Stored data entries
--- Begin ---

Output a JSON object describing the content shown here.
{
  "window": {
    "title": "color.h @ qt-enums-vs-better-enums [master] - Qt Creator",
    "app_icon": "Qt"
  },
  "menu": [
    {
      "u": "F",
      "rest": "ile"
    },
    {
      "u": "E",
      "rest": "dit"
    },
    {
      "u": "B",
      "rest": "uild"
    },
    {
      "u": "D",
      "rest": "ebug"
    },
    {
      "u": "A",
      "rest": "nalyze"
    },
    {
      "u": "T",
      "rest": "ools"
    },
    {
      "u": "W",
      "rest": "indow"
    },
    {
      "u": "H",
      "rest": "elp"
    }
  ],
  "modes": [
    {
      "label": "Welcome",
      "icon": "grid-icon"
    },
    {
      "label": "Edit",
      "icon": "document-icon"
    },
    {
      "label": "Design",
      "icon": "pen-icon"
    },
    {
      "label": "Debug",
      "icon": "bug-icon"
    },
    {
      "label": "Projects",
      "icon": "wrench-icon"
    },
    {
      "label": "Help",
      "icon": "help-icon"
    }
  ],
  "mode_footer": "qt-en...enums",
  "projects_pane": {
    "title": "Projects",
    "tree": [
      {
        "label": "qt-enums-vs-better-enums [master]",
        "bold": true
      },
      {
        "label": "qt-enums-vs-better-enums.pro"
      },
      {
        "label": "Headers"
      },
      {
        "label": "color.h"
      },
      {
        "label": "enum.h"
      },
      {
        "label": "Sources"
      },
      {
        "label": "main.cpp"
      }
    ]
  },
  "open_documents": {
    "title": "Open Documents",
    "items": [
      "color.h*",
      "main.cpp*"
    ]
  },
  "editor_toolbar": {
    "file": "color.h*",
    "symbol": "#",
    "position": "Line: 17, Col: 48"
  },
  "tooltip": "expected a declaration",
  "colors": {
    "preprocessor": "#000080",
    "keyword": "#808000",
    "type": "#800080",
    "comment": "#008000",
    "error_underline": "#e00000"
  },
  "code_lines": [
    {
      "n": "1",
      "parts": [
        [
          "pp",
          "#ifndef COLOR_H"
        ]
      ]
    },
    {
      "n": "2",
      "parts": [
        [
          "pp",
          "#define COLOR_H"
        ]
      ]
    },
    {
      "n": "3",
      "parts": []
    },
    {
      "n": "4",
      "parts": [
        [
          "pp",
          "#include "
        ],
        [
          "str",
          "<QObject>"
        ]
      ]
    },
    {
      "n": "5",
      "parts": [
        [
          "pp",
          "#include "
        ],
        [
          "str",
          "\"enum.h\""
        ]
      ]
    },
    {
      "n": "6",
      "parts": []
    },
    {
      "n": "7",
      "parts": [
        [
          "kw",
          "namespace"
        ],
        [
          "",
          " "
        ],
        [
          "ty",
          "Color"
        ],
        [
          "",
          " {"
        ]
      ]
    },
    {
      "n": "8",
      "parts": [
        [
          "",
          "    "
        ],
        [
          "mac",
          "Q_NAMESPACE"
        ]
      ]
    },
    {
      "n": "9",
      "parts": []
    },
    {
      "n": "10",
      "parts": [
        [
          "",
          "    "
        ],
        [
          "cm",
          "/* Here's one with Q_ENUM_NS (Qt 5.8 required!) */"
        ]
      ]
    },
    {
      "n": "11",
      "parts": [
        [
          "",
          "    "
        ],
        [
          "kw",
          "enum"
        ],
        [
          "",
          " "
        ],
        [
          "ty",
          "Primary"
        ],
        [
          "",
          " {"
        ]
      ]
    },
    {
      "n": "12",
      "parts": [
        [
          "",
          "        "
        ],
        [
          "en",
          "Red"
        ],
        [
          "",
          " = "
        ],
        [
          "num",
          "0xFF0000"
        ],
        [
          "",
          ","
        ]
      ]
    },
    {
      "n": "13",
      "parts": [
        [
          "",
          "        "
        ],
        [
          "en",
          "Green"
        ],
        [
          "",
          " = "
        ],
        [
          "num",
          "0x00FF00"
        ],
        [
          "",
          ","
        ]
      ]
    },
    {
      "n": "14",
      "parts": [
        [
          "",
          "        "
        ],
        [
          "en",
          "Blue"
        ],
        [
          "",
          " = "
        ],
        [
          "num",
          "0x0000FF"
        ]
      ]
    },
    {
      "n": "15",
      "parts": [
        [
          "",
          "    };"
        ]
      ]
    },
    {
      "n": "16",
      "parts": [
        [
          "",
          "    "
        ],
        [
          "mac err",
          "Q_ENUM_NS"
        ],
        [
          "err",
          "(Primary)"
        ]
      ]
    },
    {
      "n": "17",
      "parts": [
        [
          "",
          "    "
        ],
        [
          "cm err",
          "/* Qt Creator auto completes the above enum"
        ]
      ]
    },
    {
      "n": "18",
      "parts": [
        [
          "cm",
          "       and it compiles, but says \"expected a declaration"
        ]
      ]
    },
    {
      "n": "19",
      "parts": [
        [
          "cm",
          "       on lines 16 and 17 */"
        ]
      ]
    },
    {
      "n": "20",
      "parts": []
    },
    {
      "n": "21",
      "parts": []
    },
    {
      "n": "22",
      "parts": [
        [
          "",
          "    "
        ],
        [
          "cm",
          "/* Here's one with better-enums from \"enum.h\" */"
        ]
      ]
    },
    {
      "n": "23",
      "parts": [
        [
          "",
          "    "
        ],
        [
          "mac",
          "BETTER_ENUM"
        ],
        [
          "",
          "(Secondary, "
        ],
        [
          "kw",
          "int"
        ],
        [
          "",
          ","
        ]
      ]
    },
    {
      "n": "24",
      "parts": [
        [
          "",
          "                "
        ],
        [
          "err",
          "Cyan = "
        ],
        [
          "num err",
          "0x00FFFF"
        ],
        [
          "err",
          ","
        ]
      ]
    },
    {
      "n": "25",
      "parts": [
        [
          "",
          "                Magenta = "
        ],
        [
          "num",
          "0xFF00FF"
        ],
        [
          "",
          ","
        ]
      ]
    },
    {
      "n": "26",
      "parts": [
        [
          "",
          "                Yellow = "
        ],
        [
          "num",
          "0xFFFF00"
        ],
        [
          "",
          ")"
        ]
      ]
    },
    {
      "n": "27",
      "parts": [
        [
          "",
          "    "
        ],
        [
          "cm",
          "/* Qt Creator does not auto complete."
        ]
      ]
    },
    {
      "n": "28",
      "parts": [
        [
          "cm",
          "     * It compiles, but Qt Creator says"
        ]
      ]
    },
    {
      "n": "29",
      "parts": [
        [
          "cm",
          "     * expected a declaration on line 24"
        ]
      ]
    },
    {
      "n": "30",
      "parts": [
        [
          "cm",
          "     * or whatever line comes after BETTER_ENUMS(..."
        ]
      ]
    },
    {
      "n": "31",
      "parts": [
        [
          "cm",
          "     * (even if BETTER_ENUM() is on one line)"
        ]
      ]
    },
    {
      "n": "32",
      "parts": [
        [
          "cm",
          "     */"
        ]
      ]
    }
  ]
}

--- End ---

• [TASK DIRECTIONS]: All lines holding the word "says" should be picked out and copied.

• [EXERCISE RESULT]:
          "       and it compiles, but says \"expected a declaration"
          "     * It compiles, but Qt Creator says"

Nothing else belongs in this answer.